___ Exercise data ___
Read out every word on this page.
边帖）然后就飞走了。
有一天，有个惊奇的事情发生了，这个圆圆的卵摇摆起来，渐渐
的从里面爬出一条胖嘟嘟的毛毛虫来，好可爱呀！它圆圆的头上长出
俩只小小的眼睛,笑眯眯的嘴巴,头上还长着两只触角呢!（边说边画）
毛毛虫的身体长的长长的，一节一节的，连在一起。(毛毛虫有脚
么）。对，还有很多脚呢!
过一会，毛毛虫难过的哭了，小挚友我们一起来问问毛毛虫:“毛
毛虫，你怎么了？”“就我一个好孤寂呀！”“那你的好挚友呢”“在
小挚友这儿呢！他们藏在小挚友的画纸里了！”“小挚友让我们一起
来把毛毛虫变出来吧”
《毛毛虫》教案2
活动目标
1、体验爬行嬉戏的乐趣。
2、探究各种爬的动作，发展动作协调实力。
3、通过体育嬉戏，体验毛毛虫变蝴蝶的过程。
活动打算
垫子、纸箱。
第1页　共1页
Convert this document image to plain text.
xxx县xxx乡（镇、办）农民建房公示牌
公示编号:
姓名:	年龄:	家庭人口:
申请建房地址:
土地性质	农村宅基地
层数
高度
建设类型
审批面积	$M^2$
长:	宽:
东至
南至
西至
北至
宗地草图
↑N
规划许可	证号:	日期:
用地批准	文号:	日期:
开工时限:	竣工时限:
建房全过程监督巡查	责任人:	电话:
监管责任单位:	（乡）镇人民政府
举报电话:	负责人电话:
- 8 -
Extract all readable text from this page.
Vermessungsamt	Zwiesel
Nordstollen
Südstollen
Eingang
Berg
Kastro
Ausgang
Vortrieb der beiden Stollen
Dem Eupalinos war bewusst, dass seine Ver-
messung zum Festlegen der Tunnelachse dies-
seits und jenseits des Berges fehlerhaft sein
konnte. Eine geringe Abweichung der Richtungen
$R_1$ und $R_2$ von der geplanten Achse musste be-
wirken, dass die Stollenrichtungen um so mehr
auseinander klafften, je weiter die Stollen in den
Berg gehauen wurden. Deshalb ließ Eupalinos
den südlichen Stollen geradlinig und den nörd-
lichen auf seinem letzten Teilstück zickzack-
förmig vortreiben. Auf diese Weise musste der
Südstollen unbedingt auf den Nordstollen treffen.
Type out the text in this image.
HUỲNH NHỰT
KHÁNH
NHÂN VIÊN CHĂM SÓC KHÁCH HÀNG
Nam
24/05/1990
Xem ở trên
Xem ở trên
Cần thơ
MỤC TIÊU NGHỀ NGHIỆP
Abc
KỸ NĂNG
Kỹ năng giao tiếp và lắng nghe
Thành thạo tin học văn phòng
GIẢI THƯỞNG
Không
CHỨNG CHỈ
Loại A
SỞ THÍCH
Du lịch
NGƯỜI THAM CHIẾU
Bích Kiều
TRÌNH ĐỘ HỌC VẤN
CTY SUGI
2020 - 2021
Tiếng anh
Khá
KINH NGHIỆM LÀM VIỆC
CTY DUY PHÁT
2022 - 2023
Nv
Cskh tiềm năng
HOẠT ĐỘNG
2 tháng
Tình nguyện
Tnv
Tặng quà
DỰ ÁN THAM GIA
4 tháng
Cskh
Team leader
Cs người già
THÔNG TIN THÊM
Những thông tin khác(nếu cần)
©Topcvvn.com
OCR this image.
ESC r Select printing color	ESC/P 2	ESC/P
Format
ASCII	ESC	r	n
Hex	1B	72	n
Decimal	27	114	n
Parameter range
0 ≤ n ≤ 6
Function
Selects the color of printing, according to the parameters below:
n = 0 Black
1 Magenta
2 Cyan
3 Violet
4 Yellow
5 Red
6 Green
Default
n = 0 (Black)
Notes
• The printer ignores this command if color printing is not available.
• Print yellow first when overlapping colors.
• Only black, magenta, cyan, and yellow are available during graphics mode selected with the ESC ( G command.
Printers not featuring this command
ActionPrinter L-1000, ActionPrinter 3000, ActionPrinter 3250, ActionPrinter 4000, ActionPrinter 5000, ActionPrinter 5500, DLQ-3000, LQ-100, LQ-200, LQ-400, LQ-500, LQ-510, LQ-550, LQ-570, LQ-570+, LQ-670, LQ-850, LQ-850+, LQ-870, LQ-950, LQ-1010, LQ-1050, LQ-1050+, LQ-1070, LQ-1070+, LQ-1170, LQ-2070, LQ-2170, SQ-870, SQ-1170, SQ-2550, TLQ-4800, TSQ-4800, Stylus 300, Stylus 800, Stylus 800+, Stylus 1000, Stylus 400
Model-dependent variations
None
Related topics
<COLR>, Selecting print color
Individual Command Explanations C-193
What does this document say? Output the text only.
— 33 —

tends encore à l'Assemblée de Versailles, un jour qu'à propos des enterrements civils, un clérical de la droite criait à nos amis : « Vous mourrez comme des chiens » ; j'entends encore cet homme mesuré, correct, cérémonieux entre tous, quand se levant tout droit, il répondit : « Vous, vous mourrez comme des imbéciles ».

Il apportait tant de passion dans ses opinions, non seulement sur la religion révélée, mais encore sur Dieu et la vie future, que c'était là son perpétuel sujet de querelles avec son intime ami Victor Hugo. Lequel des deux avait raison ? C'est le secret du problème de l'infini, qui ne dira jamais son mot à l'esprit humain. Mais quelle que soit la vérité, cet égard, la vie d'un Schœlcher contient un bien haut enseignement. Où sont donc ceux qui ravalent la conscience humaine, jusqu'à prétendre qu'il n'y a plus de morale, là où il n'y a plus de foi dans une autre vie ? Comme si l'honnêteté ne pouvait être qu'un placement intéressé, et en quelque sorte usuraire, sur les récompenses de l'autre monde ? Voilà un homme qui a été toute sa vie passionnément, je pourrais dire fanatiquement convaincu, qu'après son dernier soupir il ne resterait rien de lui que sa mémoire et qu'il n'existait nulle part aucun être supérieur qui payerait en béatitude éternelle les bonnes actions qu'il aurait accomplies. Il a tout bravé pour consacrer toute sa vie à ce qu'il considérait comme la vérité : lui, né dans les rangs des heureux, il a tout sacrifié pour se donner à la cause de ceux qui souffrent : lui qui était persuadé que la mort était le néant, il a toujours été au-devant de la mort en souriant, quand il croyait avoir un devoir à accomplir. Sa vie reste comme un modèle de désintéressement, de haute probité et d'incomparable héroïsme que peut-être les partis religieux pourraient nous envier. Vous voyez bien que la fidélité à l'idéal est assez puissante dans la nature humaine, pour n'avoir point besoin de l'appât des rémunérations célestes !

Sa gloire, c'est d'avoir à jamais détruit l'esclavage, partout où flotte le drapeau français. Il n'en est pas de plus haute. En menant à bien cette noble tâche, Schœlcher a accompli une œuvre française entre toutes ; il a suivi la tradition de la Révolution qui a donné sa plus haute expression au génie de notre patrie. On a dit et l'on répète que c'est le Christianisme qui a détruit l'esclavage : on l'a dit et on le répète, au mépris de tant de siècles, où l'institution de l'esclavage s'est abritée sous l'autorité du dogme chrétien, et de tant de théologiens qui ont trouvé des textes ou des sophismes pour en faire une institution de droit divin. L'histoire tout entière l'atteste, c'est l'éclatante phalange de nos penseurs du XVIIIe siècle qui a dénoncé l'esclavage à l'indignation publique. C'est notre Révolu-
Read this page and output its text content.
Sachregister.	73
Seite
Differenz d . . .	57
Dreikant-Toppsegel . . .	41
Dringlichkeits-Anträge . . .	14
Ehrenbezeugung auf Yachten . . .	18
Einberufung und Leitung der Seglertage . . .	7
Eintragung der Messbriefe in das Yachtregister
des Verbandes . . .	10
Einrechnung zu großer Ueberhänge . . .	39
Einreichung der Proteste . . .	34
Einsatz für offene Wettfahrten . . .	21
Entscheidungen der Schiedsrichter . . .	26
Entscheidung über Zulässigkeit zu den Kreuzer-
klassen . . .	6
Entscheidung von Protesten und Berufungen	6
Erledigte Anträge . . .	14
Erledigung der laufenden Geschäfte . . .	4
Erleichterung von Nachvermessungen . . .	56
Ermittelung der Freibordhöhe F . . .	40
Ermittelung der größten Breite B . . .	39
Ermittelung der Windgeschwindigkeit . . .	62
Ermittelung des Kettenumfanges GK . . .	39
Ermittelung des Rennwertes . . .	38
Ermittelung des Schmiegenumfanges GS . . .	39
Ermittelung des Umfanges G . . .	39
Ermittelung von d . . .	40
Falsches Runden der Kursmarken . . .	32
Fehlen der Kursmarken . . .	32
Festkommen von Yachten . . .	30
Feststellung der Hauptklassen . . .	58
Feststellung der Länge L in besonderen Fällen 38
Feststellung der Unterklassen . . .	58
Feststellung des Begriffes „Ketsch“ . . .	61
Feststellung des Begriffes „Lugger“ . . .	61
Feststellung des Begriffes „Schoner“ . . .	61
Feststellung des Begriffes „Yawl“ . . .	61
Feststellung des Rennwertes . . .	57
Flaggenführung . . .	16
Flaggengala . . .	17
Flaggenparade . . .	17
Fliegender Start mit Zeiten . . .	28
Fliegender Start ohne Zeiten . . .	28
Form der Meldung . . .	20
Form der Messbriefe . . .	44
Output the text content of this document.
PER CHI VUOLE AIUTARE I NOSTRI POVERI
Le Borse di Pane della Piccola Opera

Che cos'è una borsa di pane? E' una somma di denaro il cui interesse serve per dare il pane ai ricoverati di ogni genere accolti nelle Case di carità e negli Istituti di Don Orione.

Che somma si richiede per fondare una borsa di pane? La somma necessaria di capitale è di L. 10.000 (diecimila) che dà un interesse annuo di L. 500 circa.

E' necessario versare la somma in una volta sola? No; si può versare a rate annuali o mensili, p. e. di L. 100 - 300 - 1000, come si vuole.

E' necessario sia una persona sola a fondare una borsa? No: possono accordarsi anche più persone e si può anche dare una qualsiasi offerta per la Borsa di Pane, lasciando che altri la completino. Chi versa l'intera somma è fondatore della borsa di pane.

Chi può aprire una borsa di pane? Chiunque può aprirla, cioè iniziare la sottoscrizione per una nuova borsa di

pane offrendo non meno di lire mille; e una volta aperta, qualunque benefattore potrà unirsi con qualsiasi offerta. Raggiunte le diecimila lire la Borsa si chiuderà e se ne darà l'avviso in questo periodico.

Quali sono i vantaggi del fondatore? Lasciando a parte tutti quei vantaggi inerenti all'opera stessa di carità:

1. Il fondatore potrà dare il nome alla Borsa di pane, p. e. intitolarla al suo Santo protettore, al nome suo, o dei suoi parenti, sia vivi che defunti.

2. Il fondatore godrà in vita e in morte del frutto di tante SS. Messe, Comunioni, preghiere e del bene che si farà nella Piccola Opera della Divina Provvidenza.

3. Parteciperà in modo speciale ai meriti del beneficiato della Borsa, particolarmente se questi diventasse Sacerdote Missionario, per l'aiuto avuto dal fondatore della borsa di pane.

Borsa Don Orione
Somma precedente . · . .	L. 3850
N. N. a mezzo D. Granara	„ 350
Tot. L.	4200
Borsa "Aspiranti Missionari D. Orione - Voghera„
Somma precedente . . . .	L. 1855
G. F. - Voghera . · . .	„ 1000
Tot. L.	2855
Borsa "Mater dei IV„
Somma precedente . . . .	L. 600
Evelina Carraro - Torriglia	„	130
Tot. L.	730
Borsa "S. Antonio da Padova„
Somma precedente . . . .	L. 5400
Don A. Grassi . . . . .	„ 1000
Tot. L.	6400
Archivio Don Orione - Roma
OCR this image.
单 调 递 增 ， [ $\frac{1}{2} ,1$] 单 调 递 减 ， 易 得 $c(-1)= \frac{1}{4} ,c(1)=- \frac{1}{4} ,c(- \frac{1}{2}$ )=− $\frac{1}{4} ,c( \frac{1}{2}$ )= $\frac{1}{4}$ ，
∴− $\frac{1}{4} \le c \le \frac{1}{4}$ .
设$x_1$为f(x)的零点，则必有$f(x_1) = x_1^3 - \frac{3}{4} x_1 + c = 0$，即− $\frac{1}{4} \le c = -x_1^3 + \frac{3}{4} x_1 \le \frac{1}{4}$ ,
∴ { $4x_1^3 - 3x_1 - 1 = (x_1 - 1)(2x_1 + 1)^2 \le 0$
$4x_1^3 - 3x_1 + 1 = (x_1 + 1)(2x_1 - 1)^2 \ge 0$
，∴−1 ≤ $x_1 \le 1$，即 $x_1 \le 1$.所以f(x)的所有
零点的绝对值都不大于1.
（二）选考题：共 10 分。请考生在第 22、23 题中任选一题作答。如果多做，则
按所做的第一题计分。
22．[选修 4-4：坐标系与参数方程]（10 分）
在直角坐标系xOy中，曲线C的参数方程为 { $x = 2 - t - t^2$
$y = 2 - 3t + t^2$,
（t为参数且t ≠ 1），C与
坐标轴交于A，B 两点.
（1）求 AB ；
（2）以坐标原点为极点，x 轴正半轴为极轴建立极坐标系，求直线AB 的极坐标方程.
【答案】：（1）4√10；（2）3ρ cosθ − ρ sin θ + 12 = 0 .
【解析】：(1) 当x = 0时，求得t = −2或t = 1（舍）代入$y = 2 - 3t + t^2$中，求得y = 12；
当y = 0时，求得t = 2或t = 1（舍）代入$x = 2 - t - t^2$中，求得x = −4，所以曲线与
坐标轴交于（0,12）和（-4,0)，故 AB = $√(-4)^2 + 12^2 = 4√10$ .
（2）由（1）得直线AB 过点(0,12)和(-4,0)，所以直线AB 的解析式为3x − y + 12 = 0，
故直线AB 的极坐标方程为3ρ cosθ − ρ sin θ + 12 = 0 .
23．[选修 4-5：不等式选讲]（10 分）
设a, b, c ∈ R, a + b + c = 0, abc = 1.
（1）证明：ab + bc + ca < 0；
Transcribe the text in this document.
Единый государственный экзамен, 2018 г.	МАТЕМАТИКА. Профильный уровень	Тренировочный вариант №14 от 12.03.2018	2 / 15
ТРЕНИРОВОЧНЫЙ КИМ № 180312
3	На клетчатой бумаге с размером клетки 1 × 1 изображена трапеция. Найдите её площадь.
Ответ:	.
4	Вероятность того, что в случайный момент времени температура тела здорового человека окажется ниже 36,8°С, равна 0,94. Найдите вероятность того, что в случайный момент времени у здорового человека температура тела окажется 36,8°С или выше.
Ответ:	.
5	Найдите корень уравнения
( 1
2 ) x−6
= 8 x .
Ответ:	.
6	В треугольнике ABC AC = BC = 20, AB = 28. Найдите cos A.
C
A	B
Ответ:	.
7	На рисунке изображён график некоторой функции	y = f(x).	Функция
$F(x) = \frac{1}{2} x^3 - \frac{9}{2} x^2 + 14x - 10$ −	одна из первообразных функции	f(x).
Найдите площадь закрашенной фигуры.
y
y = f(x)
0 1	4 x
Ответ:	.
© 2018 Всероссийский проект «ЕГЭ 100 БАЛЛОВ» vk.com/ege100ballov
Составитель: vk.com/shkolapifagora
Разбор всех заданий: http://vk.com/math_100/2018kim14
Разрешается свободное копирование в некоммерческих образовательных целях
___
--- Work to complete ---
Show, from the listing above, each line that contains the word "Rennwertes".

--- Solution for this problem ---
Ermittelung des Rennwertes . . .	38
Feststellung des Rennwertes . . .	57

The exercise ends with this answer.